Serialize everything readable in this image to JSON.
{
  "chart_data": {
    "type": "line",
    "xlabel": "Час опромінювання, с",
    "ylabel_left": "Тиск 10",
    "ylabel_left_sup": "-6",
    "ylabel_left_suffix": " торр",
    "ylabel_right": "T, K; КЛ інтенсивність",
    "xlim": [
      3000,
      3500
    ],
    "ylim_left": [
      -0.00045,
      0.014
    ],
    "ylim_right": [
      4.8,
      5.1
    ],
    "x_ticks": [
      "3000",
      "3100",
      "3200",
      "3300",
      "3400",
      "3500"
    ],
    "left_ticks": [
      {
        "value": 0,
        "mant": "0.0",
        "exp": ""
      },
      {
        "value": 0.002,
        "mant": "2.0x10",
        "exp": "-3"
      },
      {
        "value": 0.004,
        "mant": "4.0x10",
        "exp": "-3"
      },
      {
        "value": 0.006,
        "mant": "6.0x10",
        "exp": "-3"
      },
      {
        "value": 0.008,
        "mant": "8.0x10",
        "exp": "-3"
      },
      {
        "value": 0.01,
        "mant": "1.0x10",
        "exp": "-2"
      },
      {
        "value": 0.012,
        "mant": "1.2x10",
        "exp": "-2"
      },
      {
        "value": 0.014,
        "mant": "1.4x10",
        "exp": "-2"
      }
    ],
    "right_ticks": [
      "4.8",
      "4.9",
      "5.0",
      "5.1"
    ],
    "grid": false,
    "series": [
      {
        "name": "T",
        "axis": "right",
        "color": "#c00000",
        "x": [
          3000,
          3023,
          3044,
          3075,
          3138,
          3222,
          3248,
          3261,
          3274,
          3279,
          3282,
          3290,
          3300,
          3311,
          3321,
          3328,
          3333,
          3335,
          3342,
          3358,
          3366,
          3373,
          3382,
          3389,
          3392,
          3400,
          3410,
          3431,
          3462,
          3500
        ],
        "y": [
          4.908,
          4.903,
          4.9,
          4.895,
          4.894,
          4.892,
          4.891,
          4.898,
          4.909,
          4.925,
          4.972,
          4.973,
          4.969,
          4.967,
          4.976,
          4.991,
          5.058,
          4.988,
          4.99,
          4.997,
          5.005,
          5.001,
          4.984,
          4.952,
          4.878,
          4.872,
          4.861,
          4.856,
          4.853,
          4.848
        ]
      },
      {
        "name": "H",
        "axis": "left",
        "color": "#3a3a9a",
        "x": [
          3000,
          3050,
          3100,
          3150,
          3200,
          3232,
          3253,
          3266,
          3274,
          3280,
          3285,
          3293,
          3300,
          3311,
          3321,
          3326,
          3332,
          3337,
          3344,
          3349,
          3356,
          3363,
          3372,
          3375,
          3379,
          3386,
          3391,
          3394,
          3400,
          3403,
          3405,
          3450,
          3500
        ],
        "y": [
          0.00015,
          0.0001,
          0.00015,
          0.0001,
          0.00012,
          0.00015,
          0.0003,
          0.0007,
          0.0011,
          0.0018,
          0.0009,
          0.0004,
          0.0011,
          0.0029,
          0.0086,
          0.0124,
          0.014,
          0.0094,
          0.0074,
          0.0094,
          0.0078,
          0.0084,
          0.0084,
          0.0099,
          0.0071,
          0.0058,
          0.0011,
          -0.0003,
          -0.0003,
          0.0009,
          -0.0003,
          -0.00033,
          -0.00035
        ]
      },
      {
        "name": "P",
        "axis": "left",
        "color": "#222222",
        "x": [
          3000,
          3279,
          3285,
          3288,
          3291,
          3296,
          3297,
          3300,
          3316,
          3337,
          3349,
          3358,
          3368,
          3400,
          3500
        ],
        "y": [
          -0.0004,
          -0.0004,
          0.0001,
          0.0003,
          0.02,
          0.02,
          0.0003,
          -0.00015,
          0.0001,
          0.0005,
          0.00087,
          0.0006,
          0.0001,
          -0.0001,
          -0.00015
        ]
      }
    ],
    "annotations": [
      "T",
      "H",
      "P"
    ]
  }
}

——————

_Task_:
Determine how many lines above contain "value" as a word or string. Give the number alone.

_Task answer_:
8